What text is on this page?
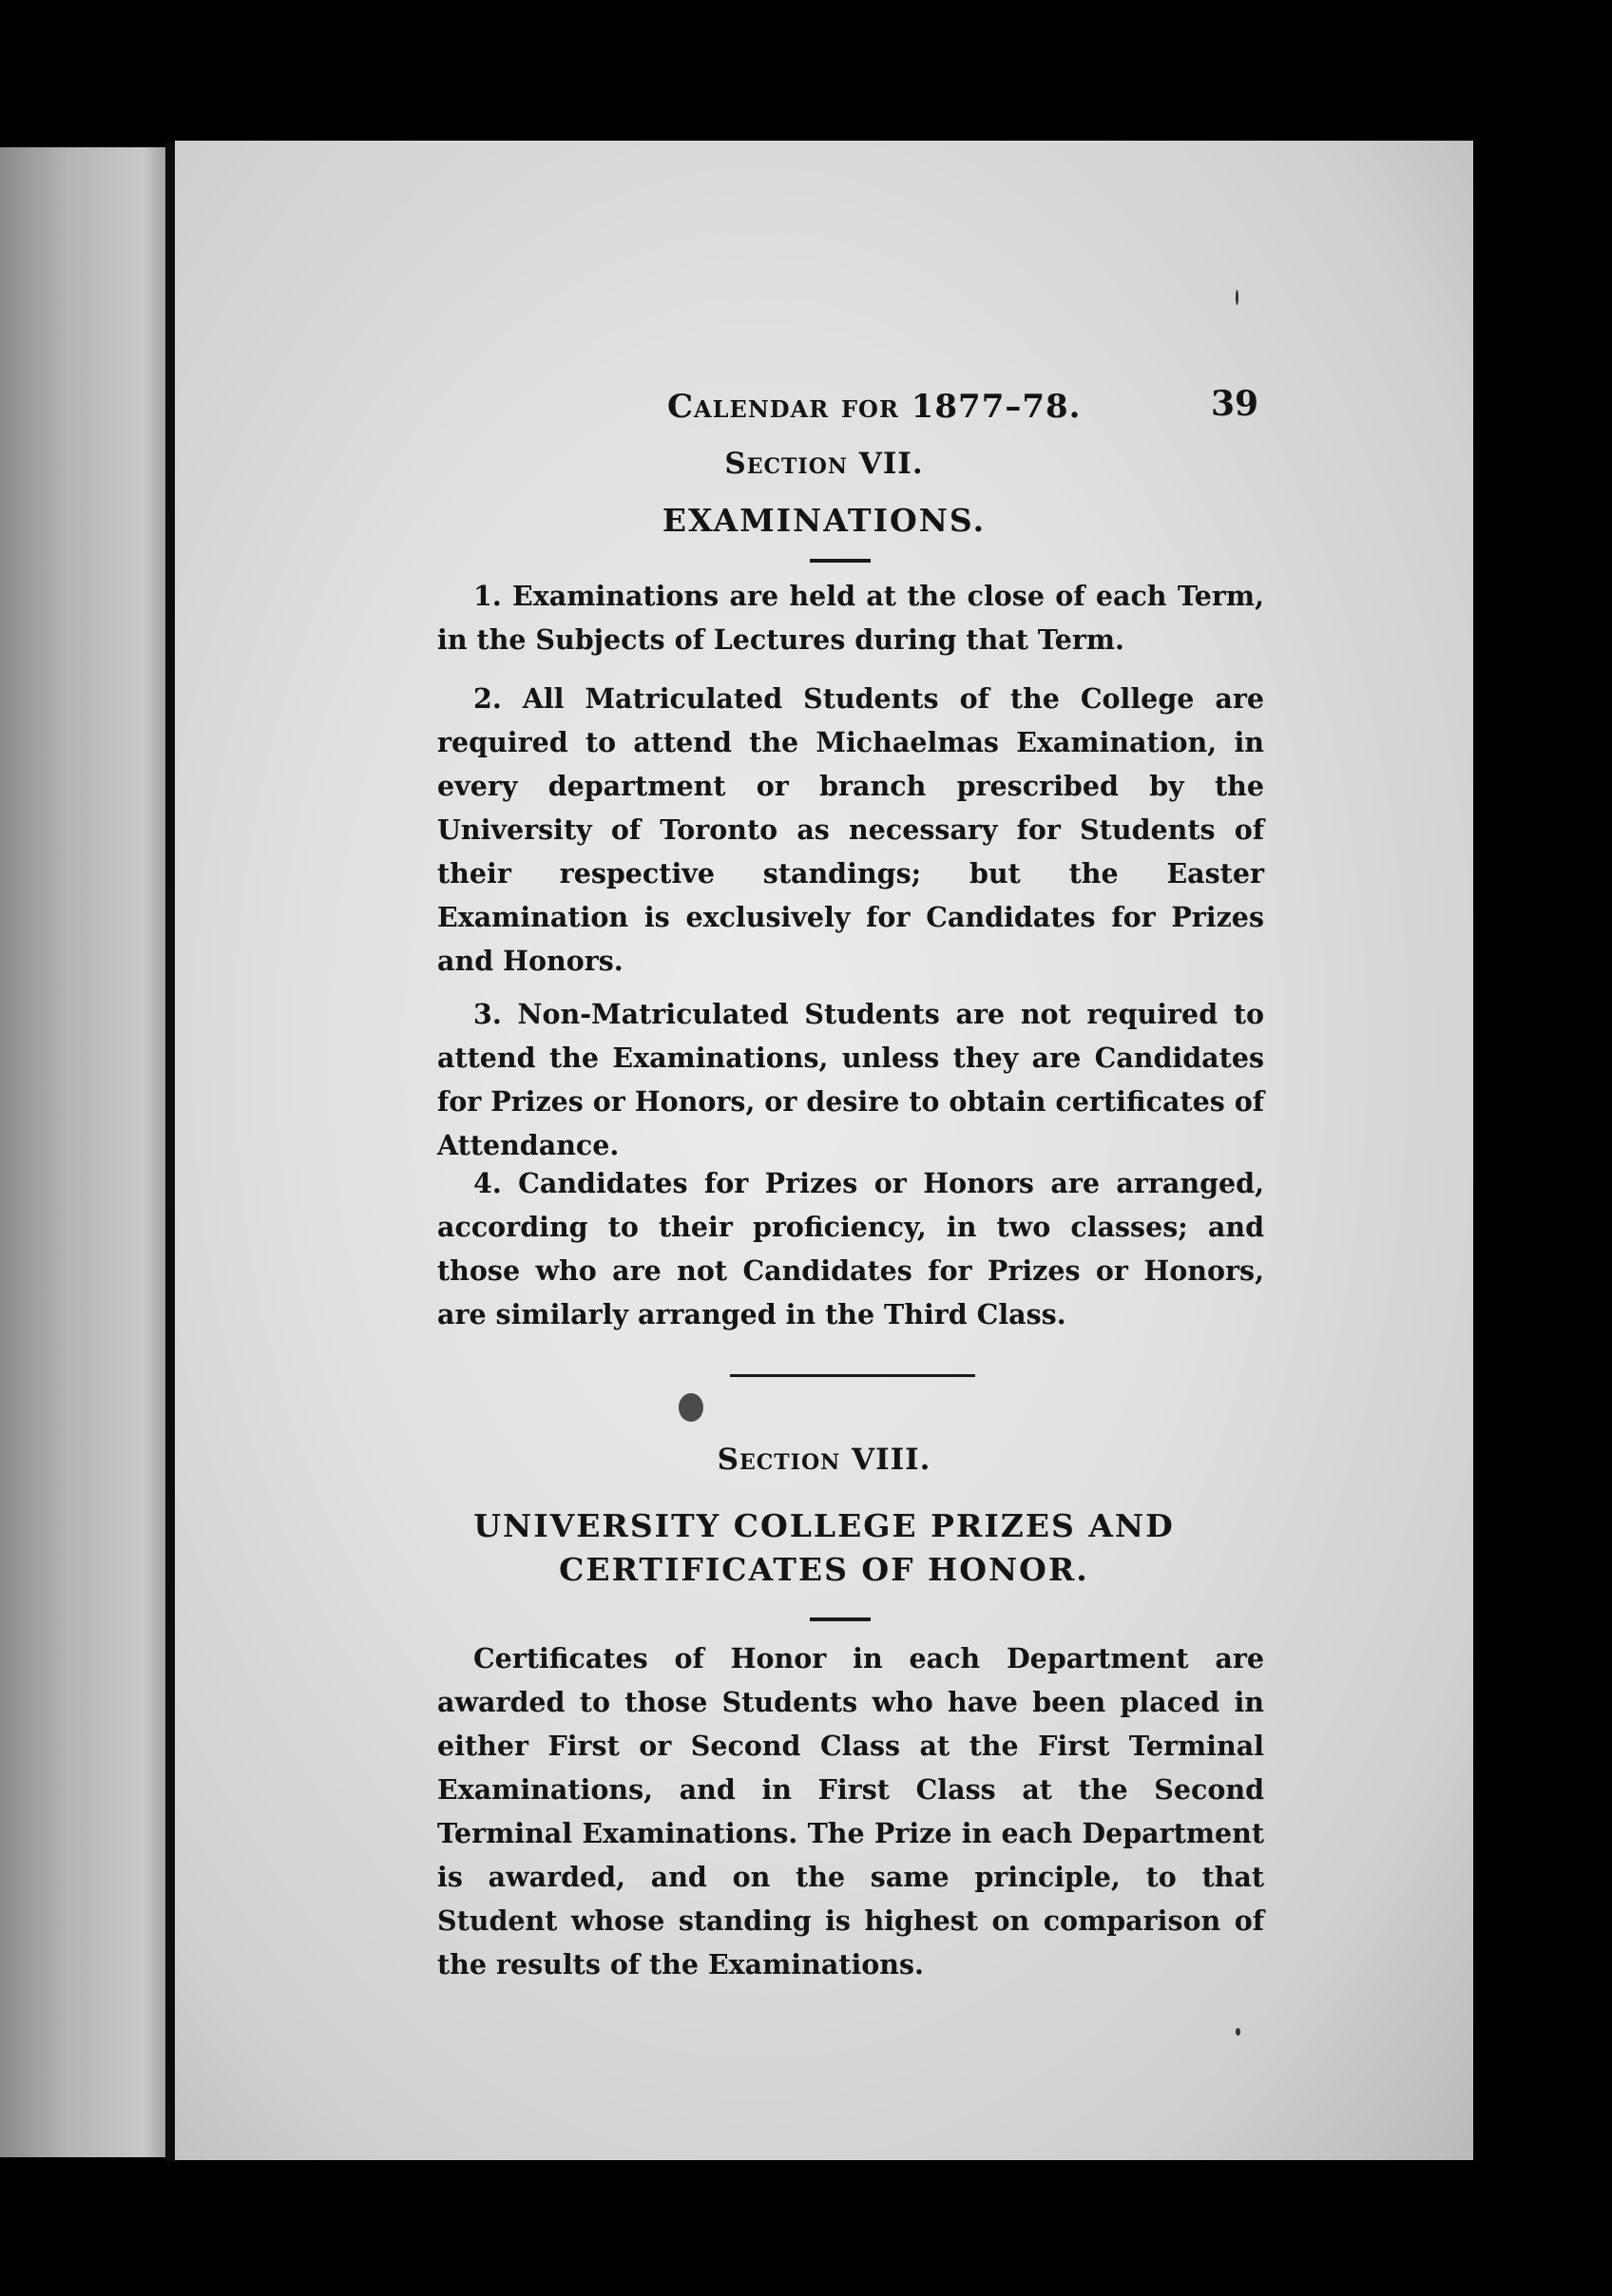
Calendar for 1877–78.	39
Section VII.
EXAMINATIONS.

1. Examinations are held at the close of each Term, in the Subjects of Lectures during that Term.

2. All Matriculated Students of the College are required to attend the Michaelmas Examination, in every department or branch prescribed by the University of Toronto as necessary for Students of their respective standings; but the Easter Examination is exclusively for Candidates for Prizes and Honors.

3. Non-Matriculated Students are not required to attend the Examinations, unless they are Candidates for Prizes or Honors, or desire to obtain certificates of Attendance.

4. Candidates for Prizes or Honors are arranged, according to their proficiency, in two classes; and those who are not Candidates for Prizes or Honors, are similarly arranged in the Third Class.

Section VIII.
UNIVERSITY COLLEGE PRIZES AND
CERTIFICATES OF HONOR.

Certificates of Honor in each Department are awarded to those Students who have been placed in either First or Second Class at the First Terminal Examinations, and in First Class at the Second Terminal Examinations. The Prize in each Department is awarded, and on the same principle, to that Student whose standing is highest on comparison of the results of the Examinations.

--

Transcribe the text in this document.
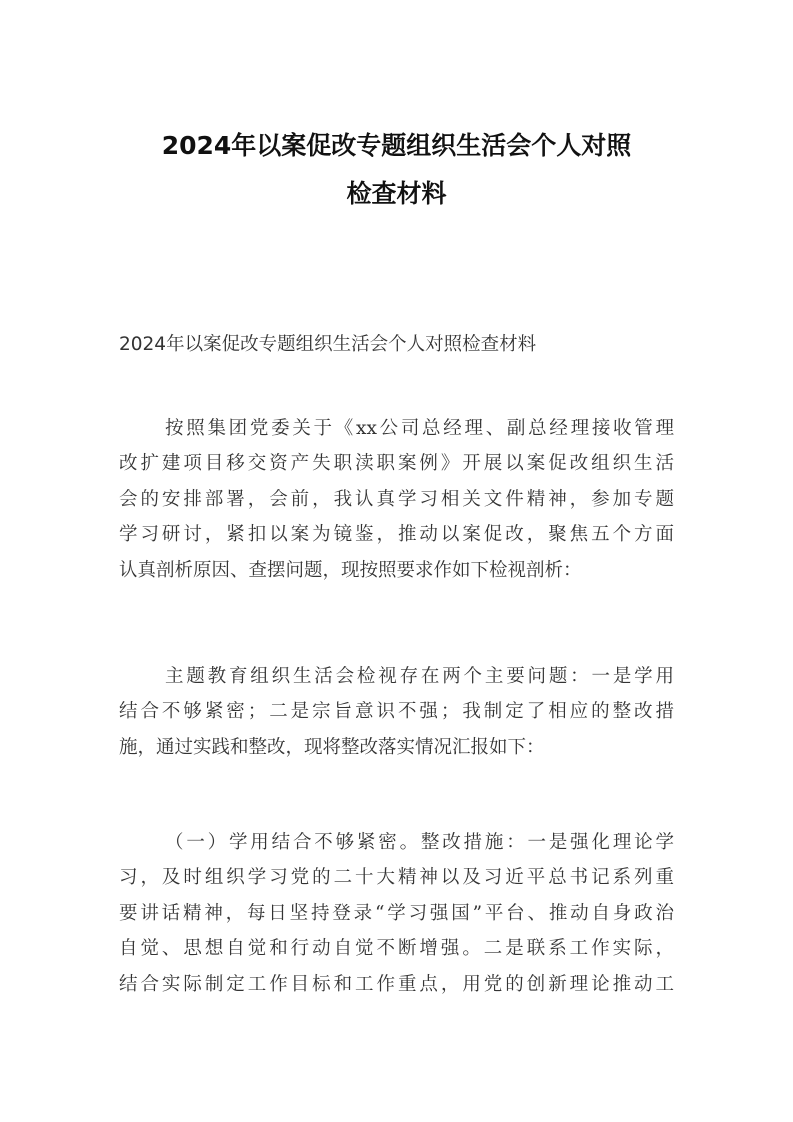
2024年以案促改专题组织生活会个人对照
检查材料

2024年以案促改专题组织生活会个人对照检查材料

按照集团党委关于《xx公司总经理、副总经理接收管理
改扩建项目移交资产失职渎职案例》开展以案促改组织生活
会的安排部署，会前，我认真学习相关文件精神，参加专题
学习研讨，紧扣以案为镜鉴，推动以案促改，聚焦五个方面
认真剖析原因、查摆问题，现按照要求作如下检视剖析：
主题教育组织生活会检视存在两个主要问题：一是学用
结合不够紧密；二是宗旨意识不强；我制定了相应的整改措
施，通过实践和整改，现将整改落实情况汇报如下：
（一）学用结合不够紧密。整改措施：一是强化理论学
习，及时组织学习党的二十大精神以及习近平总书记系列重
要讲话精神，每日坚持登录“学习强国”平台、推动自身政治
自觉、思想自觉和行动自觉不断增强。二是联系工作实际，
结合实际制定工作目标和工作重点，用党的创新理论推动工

---

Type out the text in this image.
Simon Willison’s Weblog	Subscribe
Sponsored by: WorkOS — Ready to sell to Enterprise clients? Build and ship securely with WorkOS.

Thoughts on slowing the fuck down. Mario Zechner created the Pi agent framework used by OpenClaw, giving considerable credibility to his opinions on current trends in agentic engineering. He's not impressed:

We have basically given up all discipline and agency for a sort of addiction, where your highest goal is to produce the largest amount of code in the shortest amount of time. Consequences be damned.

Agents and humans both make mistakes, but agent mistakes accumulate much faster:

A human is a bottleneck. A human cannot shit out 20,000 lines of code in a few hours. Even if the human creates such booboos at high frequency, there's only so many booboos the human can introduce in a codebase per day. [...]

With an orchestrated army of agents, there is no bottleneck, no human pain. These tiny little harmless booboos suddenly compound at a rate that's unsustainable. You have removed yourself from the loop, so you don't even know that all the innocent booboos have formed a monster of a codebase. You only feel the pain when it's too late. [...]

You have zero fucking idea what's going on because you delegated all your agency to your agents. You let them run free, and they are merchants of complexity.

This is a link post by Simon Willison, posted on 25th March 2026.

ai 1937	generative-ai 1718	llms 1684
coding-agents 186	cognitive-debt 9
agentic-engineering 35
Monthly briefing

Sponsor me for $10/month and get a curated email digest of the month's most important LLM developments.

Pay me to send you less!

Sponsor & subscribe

• _Goal of the exercise_: Copy each line of the listing in which the word "required" can be found.

• _Task result_:
2. All Matriculated Students of the College are required to attend the Michaelmas Examination, in every department or branch prescribed by the University of Toronto as necessary for Students of their respective standings; but the Easter Examination is exclusively for Candidates for Prizes and Honors.
3. Non-Matriculated Students are not required to attend the Examinations, unless they are Candidates for Prizes or Honors, or desire to obtain certificates of Attendance.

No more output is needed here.